Short task: Look through the data below. Pick out the lines holding the string "page".
═════ Input data
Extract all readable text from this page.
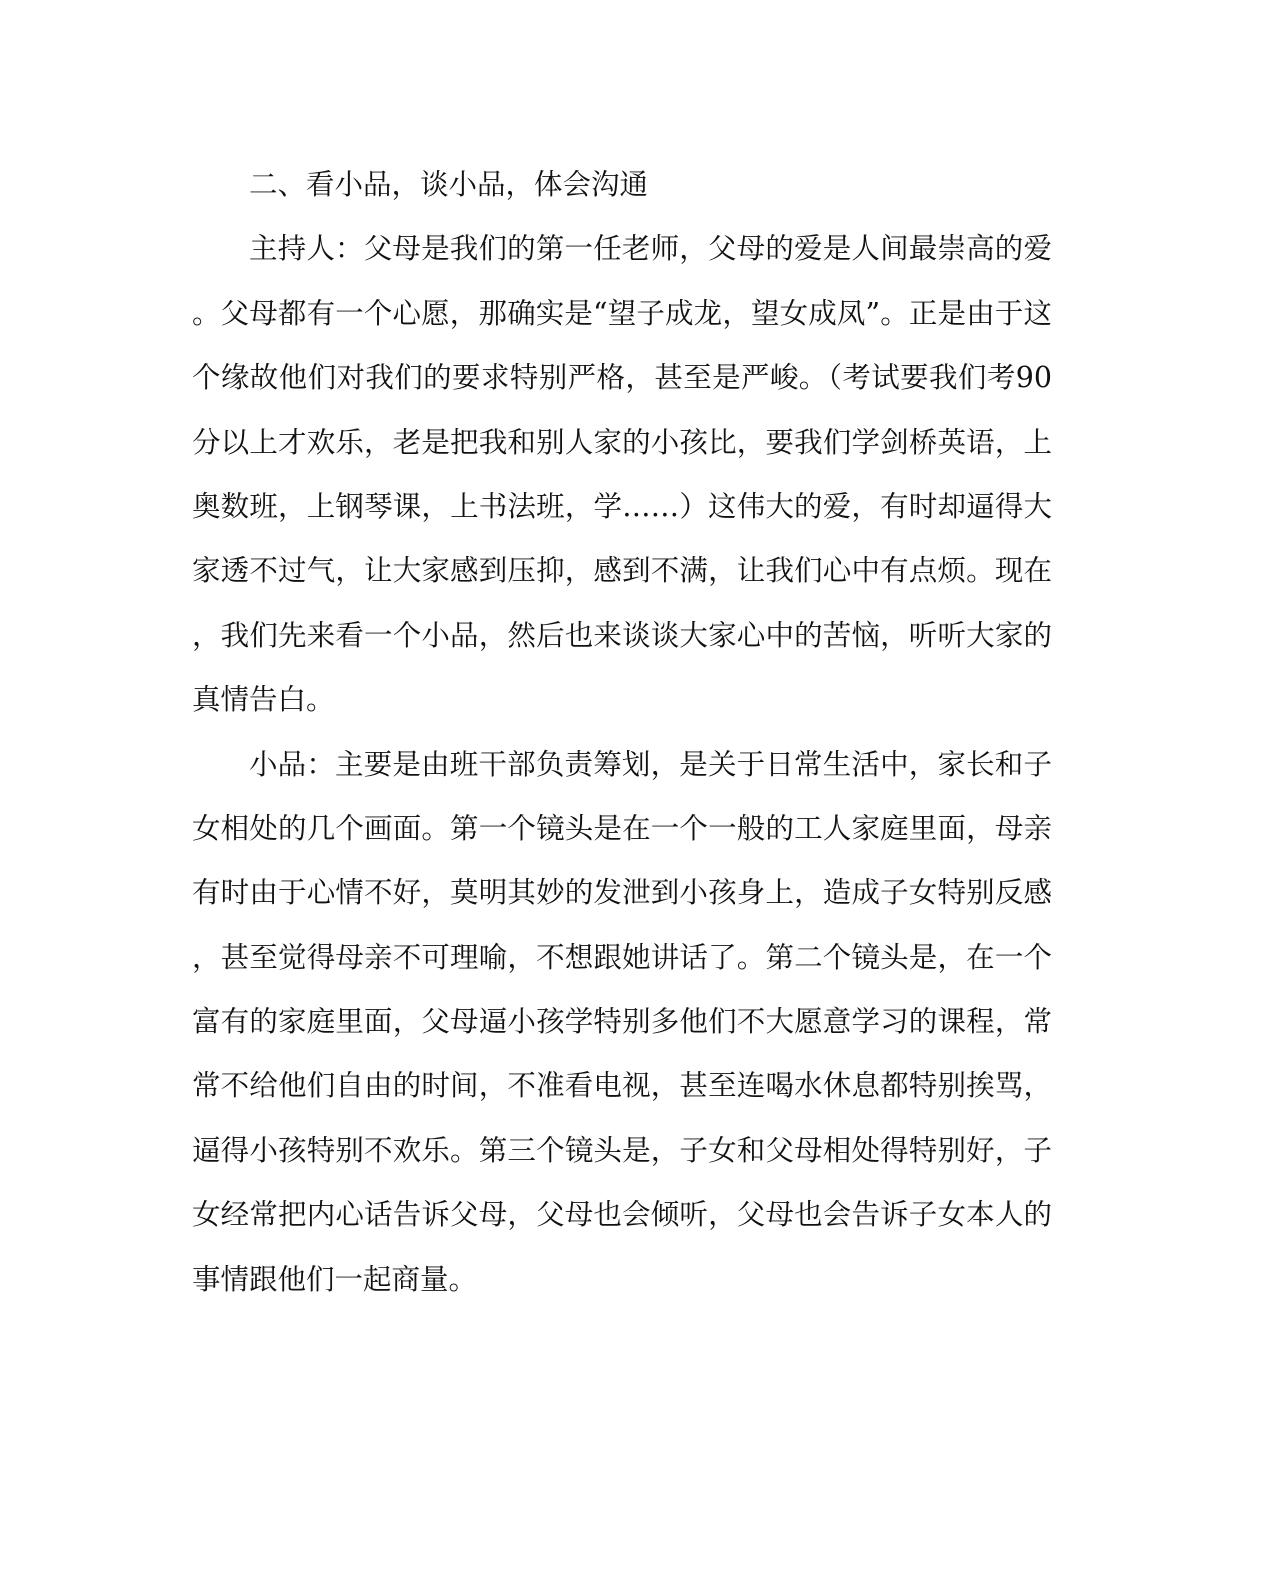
二、看小品，谈小品，体会沟通
主持人：父母是我们的第一任老师，父母的爱是人间最崇高的爱
。父母都有一个心愿，那确实是“望子成龙，望女成凤”。正是由于这
个缘故他们对我们的要求特别严格，甚至是严峻。（考试要我们考90
分以上才欢乐，老是把我和别人家的小孩比，要我们学剑桥英语，上
奥数班，上钢琴课，上书法班，学……）这伟大的爱，有时却逼得大
家透不过气，让大家感到压抑，感到不满，让我们心中有点烦。现在
，我们先来看一个小品，然后也来谈谈大家心中的苦恼，听听大家的
真情告白。
小品：主要是由班干部负责筹划，是关于日常生活中，家长和子
女相处的几个画面。第一个镜头是在一个一般的工人家庭里面，母亲
有时由于心情不好，莫明其妙的发泄到小孩身上，造成子女特别反感
，甚至觉得母亲不可理喻，不想跟她讲话了。第二个镜头是，在一个
富有的家庭里面，父母逼小孩学特别多他们不大愿意学习的课程，常
常不给他们自由的时间，不准看电视，甚至连喝水休息都特别挨骂，
逼得小孩特别不欢乐。第三个镜头是，子女和父母相处得特别好，子
女经常把内心话告诉父母，父母也会倾听，父母也会告诉子女本人的
事情跟他们一起商量。
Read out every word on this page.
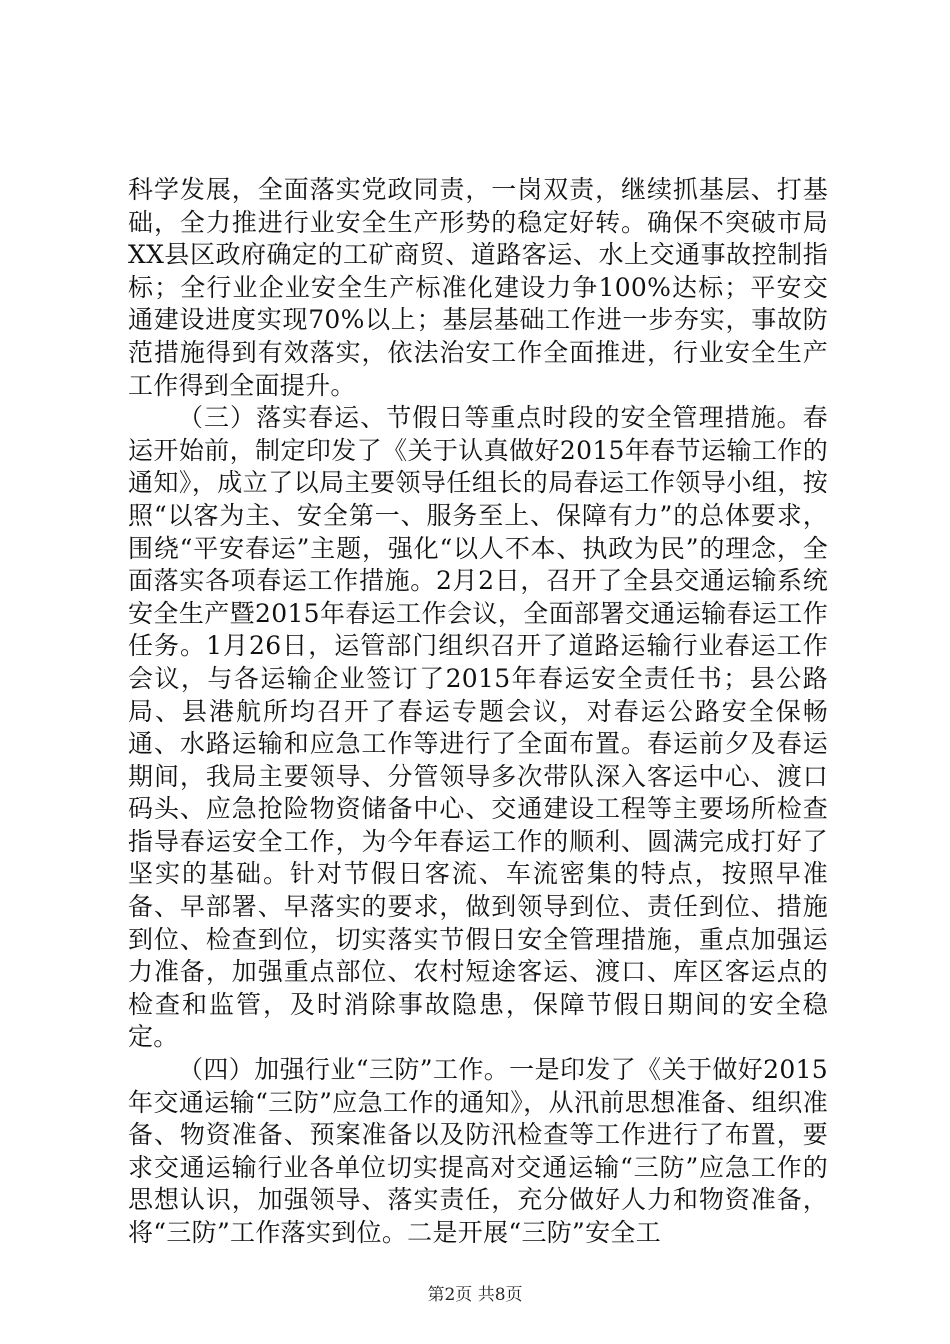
科学发展，全面落实党政同责，一岗双责，继续抓基层、打基础，全力推进行业安全生产形势的稳定好转。确保不突破市局XX县区政府确定的工矿商贸、道路客运、水上交通事故控制指标；全行业企业安全生产标准化建设力争100%达标；平安交通建设进度实现70%以上；基层基础工作进一步夯实，事故防范措施得到有效落实，依法治安工作全面推进，行业安全生产工作得到全面提升。

（三）落实春运、节假日等重点时段的安全管理措施。春运开始前，制定印发了《关于认真做好2015年春节运输工作的通知》，成立了以局主要领导任组长的局春运工作领导小组，按照“以客为主、安全第一、服务至上、保障有力”的总体要求，围绕“平安春运”主题，强化“以人不本、执政为民”的理念，全面落实各项春运工作措施。2月2日，召开了全县交通运输系统安全生产暨2015年春运工作会议，全面部署交通运输春运工作任务。1月26日，运管部门组织召开了道路运输行业春运工作会议，与各运输企业签订了2015年春运安全责任书；县公路局、县港航所均召开了春运专题会议，对春运公路安全保畅通、水路运输和应急工作等进行了全面布置。春运前夕及春运期间，我局主要领导、分管领导多次带队深入客运中心、渡口码头、应急抢险物资储备中心、交通建设工程等主要场所检查指导春运安全工作，为今年春运工作的顺利、圆满完成打好了坚实的基础。针对节假日客流、车流密集的特点，按照早准备、早部署、早落实的要求，做到领导到位、责任到位、措施到位、检查到位，切实落实节假日安全管理措施，重点加强运力准备，加强重点部位、农村短途客运、渡口、库区客运点的检查和监管，及时消除事故隐患，保障节假日期间的安全稳定。

（四）加强行业“三防”工作。一是印发了《关于做好2015年交通运输“三防”应急工作的通知》，从汛前思想准备、组织准备、物资准备、预案准备以及防汛检查等工作进行了布置，要求交通运输行业各单位切实提高对交通运输“三防”应急工作的思想认识，加强领导、落实责任，充分做好人力和物资准备，将“三防”工作落实到位。二是开展“三防”安全工

第2页 共8页
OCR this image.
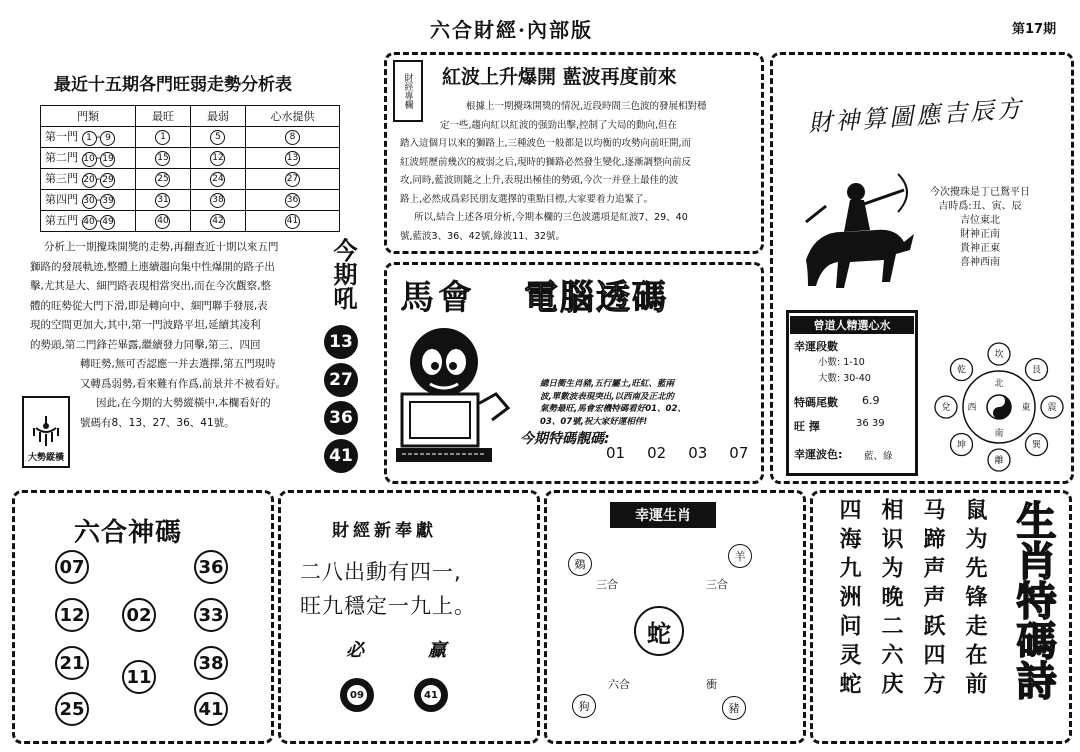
六合財經·內部版	第17期
最近十五期各門旺弱走勢分析表
門類	最旺	最弱	心水提供
第一門 1 - 9	1	5	8
第二門 10 - 19	15	12	13
第三門 20 - 29	25	24	27
第四門 30 - 39	31	38	36
第五門 40 - 49	40	42	41
分析上一期攪珠開獎的走勢,再翻查近十期以來五門
獅路的發展軌迹,整體上連續趨向集中性爆開的路子出
擊,尤其是大、細門路表現相當突出,而在今次觀察,整
體的旺勢從大門下滑,即是轉向中、細門聯手發展,表
現的空間更加大,其中,第一門波路平坦,延續其凌利
的勢頭,第二門鋒芒畢露,繼續發力同擊,第三、四回
轉旺勢,無可否認應一并去選擇,第五門現時
又轉爲弱勢,看來難有作爲,前景并不被看好。
因此,在今期的大勢縱橫中,本欄看好的
號碼有8、13、27、36、41號。
大勢縱橫
今期吼
13
27
36
41
財經專欄 紅波上升爆開 藍波再度前來
根據上一期攪珠開獎的情況,近段時間三色波的發展相對穩
定一些,趨向紅以紅波的强勁出擊,控制了大局的動向,但在
踏入這個月以來的獅路上,三種波色一般都是以均衡的攻勢向前旺開,而
紅波經歷前幾次的疲弱之后,現時的獅路必然發生變化,逐漸調整向前反
攻,同時,藍波則隨之上升,表現出極佳的勢頭,今次一并登上最佳的波
路上,必然成爲彩民朋友選擇的重點目標,大家要着力追緊了。
所以,結合上述各項分析,今期本欄的三色波選項是紅波7、29、40
號,藍波3、36、42號,綠波11、32號。
馬會 電腦透碼
總日衝生肖豬,五行屬土,旺紅、藍兩
波,單數波表現突出,以西南及正北的
氣勢最旺,馬會宏機特碼看好01、02、
03、07號,祝大家好運相伴!
今期特碼靚碼:
01 02 03 07
財神算圖應吉辰方
今次攪珠是丁已鴛平日
吉時爲:丑、寅、辰
吉位東北
財神正南
貴神正東
喜神西南
曾道人精選心水
幸運段數
小數: 1-10
大數: 30-40
特碼尾數 6.9
旺 擇	36 39
幸運波色: 藍、綠
坎
艮
震
巽
離
坤
兌
乾
北
東
南
西
六合神碼
07	36
12 02	33
21
11
38
25	41
財經新奉獻
二八出動有四一,
旺九穩定一九上。
必	贏
09	41
幸運生肖
鷄
羊
三合	三合
蛇
六合	衝
狗	豬
鼠为先锋走在前
马蹄声声跃四方
相识为晚二六庆
四海九洲问灵蛇	生肖特碼詩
══════════
Exercise output:
Extract all readable text from this page.
Read out every word on this page.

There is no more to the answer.